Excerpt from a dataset

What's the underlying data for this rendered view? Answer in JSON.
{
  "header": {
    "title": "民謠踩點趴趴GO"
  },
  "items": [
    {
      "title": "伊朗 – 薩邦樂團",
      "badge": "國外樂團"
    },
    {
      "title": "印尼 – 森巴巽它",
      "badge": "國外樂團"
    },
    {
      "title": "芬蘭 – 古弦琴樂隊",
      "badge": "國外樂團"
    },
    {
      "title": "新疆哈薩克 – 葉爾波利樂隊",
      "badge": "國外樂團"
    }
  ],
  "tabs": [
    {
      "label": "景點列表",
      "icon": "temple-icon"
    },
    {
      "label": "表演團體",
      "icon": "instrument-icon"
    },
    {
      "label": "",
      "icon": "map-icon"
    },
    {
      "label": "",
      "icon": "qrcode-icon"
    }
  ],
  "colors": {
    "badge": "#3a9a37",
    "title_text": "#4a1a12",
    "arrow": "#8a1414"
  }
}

• EXERCISE
Reproduce the material exactly, with every line intact.

• ANSWER IN FULL
What's the underlying data for this rendered view? Answer in JSON.
{
  "header": {
    "title": "民謠踩點趴趴GO"
  },
  "items": [
    {
      "title": "伊朗 – 薩邦樂團",
      "badge": "國外樂團"
    },
    {
      "title": "印尼 – 森巴巽它",
      "badge": "國外樂團"
    },
    {
      "title": "芬蘭 – 古弦琴樂隊",
      "badge": "國外樂團"
    },
    {
      "title": "新疆哈薩克 – 葉爾波利樂隊",
      "badge": "國外樂團"
    }
  ],
  "tabs": [
    {
      "label": "景點列表",
      "icon": "temple-icon"
    },
    {
      "label": "表演團體",
      "icon": "instrument-icon"
    },
    {
      "label": "",
      "icon": "map-icon"
    },
    {
      "label": "",
      "icon": "qrcode-icon"
    }
  ],
  "colors": {
    "badge": "#3a9a37",
    "title_text": "#4a1a12",
    "arrow": "#8a1414"
  }
}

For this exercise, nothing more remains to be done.